__Short problem__
Search the entries below. Return every line that has "this" in it.

__Records provided__
* begin *
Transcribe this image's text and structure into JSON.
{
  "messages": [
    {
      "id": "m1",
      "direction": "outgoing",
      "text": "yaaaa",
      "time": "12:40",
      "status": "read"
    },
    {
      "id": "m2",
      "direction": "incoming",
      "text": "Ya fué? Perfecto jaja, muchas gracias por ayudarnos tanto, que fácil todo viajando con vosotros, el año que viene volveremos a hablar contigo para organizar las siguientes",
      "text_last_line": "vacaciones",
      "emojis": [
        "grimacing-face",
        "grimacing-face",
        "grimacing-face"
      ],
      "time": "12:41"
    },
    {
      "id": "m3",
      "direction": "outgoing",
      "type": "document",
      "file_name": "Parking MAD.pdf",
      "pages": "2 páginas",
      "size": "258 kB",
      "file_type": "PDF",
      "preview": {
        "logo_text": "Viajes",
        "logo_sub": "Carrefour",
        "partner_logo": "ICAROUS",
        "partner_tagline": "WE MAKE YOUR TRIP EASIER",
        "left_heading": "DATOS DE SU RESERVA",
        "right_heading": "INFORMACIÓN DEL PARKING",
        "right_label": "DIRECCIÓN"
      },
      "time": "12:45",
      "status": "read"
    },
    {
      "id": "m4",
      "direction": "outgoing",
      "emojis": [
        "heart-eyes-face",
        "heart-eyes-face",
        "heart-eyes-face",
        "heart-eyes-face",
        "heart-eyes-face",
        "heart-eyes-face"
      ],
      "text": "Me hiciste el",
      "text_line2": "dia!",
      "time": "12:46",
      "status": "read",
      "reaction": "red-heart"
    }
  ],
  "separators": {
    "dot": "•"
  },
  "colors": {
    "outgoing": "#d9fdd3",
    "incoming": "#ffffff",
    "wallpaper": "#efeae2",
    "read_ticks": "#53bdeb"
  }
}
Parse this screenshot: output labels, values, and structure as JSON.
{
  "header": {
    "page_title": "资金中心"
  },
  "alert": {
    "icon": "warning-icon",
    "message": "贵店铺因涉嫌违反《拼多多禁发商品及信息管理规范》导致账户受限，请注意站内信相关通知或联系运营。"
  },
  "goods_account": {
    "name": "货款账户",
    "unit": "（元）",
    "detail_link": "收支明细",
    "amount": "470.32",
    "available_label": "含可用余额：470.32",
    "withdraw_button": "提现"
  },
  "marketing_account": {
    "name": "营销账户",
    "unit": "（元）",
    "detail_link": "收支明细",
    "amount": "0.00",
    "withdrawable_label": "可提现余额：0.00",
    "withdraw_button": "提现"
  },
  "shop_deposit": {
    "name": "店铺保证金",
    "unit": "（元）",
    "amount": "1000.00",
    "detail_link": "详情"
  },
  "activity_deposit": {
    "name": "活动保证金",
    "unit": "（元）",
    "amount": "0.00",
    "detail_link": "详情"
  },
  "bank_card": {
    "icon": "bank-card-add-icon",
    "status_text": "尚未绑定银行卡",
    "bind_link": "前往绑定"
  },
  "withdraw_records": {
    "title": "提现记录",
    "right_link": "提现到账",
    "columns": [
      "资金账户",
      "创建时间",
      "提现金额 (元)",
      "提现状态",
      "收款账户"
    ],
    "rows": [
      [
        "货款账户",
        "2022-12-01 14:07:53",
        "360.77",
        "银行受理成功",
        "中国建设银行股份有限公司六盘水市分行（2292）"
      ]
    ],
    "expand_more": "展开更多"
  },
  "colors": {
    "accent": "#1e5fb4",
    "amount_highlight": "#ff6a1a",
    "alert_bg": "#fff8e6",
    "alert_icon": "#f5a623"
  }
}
* end *
__Exercise solution__
Transcribe this image's text and structure into JSON.
Parse this screenshot: output labels, values, and structure as JSON.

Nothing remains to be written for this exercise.